What the task requires: Repeat each line of the material exactly.

Extracted records
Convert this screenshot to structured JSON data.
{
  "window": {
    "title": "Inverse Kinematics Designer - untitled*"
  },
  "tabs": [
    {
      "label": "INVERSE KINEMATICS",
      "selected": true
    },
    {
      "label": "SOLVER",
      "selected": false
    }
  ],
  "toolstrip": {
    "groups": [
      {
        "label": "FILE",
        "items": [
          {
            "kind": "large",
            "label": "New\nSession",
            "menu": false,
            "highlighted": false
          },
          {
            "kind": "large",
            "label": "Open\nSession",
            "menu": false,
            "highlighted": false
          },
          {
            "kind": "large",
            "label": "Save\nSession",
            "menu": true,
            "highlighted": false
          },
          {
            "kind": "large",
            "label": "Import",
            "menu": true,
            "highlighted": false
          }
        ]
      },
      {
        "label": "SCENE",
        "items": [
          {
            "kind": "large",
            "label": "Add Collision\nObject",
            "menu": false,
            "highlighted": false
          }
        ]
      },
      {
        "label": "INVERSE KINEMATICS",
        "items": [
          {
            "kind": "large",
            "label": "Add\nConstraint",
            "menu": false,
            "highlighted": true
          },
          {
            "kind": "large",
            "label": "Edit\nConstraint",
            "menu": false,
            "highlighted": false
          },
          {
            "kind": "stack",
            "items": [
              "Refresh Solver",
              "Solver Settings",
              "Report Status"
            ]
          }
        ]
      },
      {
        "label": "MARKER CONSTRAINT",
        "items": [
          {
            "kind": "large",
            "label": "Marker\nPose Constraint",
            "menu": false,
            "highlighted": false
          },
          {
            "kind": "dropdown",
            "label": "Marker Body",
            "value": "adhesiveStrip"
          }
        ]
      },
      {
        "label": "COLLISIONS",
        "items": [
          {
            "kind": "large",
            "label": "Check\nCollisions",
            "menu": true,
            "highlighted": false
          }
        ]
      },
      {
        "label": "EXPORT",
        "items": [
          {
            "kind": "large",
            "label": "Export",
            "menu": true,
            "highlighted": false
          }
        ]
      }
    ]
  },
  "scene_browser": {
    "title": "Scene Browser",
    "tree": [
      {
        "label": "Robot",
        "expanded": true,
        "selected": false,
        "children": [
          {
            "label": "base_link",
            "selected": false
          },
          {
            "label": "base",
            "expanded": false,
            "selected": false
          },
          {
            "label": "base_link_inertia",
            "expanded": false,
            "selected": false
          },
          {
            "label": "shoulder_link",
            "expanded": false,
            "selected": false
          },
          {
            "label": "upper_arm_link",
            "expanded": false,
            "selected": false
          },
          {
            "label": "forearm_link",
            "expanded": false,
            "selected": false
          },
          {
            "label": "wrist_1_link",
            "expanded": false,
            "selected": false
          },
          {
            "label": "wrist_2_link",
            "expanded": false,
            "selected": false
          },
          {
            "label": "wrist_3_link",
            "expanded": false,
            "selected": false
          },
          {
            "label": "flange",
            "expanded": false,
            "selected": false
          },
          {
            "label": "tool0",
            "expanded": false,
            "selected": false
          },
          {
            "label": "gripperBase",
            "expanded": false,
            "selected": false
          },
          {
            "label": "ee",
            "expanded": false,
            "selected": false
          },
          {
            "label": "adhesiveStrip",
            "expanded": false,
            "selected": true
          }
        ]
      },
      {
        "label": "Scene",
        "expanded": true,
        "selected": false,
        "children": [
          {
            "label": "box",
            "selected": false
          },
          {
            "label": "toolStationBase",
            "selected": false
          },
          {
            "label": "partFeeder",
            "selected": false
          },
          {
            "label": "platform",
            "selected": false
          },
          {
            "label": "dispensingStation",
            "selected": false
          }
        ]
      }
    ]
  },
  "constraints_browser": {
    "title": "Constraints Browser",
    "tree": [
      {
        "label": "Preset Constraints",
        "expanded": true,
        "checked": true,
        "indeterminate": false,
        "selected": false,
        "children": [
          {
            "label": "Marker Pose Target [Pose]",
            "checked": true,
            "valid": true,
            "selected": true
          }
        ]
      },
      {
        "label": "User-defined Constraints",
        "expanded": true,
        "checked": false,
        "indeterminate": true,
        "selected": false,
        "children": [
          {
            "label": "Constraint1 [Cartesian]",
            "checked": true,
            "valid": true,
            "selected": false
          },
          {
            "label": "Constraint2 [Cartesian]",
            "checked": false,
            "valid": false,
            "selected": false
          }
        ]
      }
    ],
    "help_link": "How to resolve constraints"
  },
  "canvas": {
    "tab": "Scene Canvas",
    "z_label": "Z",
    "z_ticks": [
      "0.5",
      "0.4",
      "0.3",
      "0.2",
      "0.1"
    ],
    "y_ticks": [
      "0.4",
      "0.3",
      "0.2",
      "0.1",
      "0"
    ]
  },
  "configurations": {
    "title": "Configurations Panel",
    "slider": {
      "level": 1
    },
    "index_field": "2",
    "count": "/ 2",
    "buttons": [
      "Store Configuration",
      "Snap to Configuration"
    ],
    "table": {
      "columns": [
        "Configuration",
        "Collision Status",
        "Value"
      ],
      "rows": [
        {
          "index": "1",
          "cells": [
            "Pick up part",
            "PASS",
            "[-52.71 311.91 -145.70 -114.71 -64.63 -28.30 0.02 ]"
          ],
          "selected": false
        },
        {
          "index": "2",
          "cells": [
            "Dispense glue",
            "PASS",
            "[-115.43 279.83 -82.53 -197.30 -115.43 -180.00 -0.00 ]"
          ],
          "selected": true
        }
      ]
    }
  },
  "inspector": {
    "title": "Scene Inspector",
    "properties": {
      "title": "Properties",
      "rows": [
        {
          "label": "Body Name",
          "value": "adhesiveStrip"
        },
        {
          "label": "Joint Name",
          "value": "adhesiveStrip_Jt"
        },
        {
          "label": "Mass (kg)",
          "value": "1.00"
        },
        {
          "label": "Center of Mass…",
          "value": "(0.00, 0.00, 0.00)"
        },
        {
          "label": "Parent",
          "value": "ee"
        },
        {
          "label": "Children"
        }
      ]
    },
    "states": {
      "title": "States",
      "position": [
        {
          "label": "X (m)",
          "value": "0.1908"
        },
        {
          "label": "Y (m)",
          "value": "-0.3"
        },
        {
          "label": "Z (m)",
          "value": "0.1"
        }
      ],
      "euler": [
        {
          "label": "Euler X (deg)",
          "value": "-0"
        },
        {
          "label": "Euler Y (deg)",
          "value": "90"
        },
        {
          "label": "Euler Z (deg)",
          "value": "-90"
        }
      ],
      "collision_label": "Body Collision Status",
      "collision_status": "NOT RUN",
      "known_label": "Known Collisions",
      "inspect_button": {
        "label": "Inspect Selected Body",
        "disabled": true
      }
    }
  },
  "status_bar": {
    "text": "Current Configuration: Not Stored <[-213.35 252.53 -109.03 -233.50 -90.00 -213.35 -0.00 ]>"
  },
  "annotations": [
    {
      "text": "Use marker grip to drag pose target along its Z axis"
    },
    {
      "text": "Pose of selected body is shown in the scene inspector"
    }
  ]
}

Exercise solution:
Convert this screenshot to structured JSON data.
{
  "window": {
    "title": "Inverse Kinematics Designer - untitled*"
  },
  "tabs": [
    {
      "label": "INVERSE KINEMATICS",
      "selected": true
    },
    {
      "label": "SOLVER",
      "selected": false
    }
  ],
  "toolstrip": {
    "groups": [
      {
        "label": "FILE",
        "items": [
          {
            "kind": "large",
            "label": "New\nSession",
            "menu": false,
            "highlighted": false
          },
          {
            "kind": "large",
            "label": "Open\nSession",
            "menu": false,
            "highlighted": false
          },
          {
            "kind": "large",
            "label": "Save\nSession",
            "menu": true,
            "highlighted": false
          },
          {
            "kind": "large",
            "label": "Import",
            "menu": true,
            "highlighted": false
          }
        ]
      },
      {
        "label": "SCENE",
        "items": [
          {
            "kind": "large",
            "label": "Add Collision\nObject",
            "menu": false,
            "highlighted": false
          }
        ]
      },
      {
        "label": "INVERSE KINEMATICS",
        "items": [
          {
            "kind": "large",
            "label": "Add\nConstraint",
            "menu": false,
            "highlighted": true
          },
          {
            "kind": "large",
            "label": "Edit\nConstraint",
            "menu": false,
            "highlighted": false
          },
          {
            "kind": "stack",
            "items": [
              "Refresh Solver",
              "Solver Settings",
              "Report Status"
            ]
          }
        ]
      },
      {
        "label": "MARKER CONSTRAINT",
        "items": [
          {
            "kind": "large",
            "label": "Marker\nPose Constraint",
            "menu": false,
            "highlighted": false
          },
          {
            "kind": "dropdown",
            "label": "Marker Body",
            "value": "adhesiveStrip"
          }
        ]
      },
      {
        "label": "COLLISIONS",
        "items": [
          {
            "kind": "large",
            "label": "Check\nCollisions",
            "menu": true,
            "highlighted": false
          }
        ]
      },
      {
        "label": "EXPORT",
        "items": [
          {
            "kind": "large",
            "label": "Export",
            "menu": true,
            "highlighted": false
          }
        ]
      }
    ]
  },
  "scene_browser": {
    "title": "Scene Browser",
    "tree": [
      {
        "label": "Robot",
        "expanded": true,
        "selected": false,
        "children": [
          {
            "label": "base_link",
            "selected": false
          },
          {
            "label": "base",
            "expanded": false,
            "selected": false
          },
          {
            "label": "base_link_inertia",
            "expanded": false,
            "selected": false
          },
          {
            "label": "shoulder_link",
            "expanded": false,
            "selected": false
          },
          {
            "label": "upper_arm_link",
            "expanded": false,
            "selected": false
          },
          {
            "label": "forearm_link",
            "expanded": false,
            "selected": false
          },
          {
            "label": "wrist_1_link",
            "expanded": false,
            "selected": false
          },
          {
            "label": "wrist_2_link",
            "expanded": false,
            "selected": false
          },
          {
            "label": "wrist_3_link",
            "expanded": false,
            "selected": false
          },
          {
            "label": "flange",
            "expanded": false,
            "selected": false
          },
          {
            "label": "tool0",
            "expanded": false,
            "selected": false
          },
          {
            "label": "gripperBase",
            "expanded": false,
            "selected": false
          },
          {
            "label": "ee",
            "expanded": false,
            "selected": false
          },
          {
            "label": "adhesiveStrip",
            "expanded": false,
            "selected": true
          }
        ]
      },
      {
        "label": "Scene",
        "expanded": true,
        "selected": false,
        "children": [
          {
            "label": "box",
            "selected": false
          },
          {
            "label": "toolStationBase",
            "selected": false
          },
          {
            "label": "partFeeder",
            "selected": false
          },
          {
            "label": "platform",
            "selected": false
          },
          {
            "label": "dispensingStation",
            "selected": false
          }
        ]
      }
    ]
  },
  "constraints_browser": {
    "title": "Constraints Browser",
    "tree": [
      {
        "label": "Preset Constraints",
        "expanded": true,
        "checked": true,
        "indeterminate": false,
        "selected": false,
        "children": [
          {
            "label": "Marker Pose Target [Pose]",
            "checked": true,
            "valid": true,
            "selected": true
          }
        ]
      },
      {
        "label": "User-defined Constraints",
        "expanded": true,
        "checked": false,
        "indeterminate": true,
        "selected": false,
        "children": [
          {
            "label": "Constraint1 [Cartesian]",
            "checked": true,
            "valid": true,
            "selected": false
          },
          {
            "label": "Constraint2 [Cartesian]",
            "checked": false,
            "valid": false,
            "selected": false
          }
        ]
      }
    ],
    "help_link": "How to resolve constraints"
  },
  "canvas": {
    "tab": "Scene Canvas",
    "z_label": "Z",
    "z_ticks": [
      "0.5",
      "0.4",
      "0.3",
      "0.2",
      "0.1"
    ],
    "y_ticks": [
      "0.4",
      "0.3",
      "0.2",
      "0.1",
      "0"
    ]
  },
  "configurations": {
    "title": "Configurations Panel",
    "slider": {
      "level": 1
    },
    "index_field": "2",
    "count": "/ 2",
    "buttons": [
      "Store Configuration",
      "Snap to Configuration"
    ],
    "table": {
      "columns": [
        "Configuration",
        "Collision Status",
        "Value"
      ],
      "rows": [
        {
          "index": "1",
          "cells": [
            "Pick up part",
            "PASS",
            "[-52.71 311.91 -145.70 -114.71 -64.63 -28.30 0.02 ]"
          ],
          "selected": false
        },
        {
          "index": "2",
          "cells": [
            "Dispense glue",
            "PASS",
            "[-115.43 279.83 -82.53 -197.30 -115.43 -180.00 -0.00 ]"
          ],
          "selected": true
        }
      ]
    }
  },
  "inspector": {
    "title": "Scene Inspector",
    "properties": {
      "title": "Properties",
      "rows": [
        {
          "label": "Body Name",
          "value": "adhesiveStrip"
        },
        {
          "label": "Joint Name",
          "value": "adhesiveStrip_Jt"
        },
        {
          "label": "Mass (kg)",
          "value": "1.00"
        },
        {
          "label": "Center of Mass…",
          "value": "(0.00, 0.00, 0.00)"
        },
        {
          "label": "Parent",
          "value": "ee"
        },
        {
          "label": "Children"
        }
      ]
    },
    "states": {
      "title": "States",
      "position": [
        {
          "label": "X (m)",
          "value": "0.1908"
        },
        {
          "label": "Y (m)",
          "value": "-0.3"
        },
        {
          "label": "Z (m)",
          "value": "0.1"
        }
      ],
      "euler": [
        {
          "label": "Euler X (deg)",
          "value": "-0"
        },
        {
          "label": "Euler Y (deg)",
          "value": "90"
        },
        {
          "label": "Euler Z (deg)",
          "value": "-90"
        }
      ],
      "collision_label": "Body Collision Status",
      "collision_status": "NOT RUN",
      "known_label": "Known Collisions",
      "inspect_button": {
        "label": "Inspect Selected Body",
        "disabled": true
      }
    }
  },
  "status_bar": {
    "text": "Current Configuration: Not Stored <[-213.35 252.53 -109.03 -233.50 -90.00 -213.35 -0.00 ]>"
  },
  "annotations": [
    {
      "text": "Use marker grip to drag pose target along its Z axis"
    },
    {
      "text": "Pose of selected body is shown in the scene inspector"
    }
  ]
}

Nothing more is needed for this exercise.